### The request
Copy each line holding the string "back".

### Items from a data source
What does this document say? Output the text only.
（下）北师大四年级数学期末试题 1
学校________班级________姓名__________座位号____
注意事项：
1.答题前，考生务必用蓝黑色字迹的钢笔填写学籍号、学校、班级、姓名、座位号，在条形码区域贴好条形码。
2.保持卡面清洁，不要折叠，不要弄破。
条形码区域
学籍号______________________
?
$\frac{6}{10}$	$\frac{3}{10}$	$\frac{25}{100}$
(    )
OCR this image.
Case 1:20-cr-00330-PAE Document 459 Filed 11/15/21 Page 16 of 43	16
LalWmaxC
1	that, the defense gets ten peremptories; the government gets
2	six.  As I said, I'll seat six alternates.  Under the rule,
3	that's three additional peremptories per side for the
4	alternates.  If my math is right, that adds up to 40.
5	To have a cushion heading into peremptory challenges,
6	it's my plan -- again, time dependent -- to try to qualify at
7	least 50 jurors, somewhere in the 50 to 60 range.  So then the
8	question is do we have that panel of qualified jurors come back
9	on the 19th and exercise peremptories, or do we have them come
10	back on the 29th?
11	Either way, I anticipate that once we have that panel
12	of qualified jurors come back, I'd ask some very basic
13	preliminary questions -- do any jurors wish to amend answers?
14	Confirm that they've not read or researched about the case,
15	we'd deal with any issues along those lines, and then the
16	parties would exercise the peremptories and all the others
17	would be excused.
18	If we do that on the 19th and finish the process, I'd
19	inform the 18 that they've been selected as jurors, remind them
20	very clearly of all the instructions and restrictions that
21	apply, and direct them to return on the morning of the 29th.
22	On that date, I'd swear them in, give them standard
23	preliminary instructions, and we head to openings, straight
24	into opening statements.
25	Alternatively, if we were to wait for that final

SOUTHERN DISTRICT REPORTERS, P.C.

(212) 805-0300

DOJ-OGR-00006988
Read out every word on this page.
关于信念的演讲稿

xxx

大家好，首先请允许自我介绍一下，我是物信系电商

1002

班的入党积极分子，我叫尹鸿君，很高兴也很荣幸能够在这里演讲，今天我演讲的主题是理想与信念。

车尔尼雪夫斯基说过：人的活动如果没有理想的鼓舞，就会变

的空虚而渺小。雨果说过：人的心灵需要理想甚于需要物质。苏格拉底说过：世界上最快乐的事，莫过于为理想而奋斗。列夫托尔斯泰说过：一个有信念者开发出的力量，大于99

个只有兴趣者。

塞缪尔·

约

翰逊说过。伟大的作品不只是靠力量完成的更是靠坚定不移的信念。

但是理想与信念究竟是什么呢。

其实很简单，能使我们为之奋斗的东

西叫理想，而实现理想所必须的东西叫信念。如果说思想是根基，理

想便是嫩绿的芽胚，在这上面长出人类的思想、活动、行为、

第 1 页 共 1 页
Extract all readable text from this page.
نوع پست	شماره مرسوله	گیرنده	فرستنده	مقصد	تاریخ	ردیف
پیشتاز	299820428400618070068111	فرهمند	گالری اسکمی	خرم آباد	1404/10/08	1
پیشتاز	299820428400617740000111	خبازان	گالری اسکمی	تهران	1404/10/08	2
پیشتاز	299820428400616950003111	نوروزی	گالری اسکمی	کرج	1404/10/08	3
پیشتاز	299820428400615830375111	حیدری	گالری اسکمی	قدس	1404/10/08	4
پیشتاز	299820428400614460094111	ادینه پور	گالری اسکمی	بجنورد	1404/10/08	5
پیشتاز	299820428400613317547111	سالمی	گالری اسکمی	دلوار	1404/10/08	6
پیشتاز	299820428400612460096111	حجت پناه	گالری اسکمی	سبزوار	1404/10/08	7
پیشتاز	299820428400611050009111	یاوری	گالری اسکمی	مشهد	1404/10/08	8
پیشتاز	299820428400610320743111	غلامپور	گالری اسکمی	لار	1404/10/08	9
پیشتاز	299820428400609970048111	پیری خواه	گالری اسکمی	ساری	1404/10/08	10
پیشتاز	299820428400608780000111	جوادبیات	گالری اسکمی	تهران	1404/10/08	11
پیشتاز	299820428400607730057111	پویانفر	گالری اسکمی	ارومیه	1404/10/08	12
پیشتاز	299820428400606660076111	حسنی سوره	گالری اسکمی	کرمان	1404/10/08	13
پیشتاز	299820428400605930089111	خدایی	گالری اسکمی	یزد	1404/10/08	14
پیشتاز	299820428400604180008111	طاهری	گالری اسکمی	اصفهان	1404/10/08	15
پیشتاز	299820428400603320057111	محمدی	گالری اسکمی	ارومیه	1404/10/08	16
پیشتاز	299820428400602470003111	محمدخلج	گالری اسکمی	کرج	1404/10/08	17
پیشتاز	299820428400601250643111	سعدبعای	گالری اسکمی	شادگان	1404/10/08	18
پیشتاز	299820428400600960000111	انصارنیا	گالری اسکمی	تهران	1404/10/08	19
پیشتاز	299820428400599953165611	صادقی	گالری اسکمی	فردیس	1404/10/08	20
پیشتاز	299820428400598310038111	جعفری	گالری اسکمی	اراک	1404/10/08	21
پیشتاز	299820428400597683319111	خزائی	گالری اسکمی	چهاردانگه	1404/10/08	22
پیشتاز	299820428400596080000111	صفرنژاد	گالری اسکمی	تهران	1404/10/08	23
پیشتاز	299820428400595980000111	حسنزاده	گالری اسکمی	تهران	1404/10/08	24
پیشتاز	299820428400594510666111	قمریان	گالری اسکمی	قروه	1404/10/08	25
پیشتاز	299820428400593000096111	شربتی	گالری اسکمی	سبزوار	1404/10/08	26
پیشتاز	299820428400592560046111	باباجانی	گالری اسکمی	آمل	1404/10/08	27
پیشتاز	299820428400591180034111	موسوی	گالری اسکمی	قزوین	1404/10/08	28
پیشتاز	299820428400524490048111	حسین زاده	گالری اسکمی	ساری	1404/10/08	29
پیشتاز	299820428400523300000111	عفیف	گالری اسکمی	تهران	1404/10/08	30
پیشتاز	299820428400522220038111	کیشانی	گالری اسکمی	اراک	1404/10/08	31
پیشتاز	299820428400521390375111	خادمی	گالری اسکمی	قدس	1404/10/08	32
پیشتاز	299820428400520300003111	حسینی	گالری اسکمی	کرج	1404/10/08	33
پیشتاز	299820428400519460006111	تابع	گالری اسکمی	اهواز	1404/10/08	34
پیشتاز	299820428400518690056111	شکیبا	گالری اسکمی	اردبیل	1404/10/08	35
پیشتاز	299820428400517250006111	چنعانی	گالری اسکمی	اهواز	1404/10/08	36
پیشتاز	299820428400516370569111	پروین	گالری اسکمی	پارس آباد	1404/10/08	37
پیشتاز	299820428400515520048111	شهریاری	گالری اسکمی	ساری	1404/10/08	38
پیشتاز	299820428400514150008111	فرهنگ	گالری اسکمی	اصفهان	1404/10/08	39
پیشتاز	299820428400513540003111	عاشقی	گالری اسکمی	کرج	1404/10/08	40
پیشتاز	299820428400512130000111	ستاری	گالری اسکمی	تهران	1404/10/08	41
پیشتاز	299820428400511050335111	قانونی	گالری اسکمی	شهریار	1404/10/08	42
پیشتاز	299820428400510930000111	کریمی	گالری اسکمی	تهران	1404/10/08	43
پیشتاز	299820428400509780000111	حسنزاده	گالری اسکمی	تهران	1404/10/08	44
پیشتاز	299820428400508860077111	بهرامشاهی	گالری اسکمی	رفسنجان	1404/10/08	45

### Answer below
8	question is do we have that panel of qualified jurors come back
10	back on the 29th?
12	of qualified jurors come back, I'd ask some very basic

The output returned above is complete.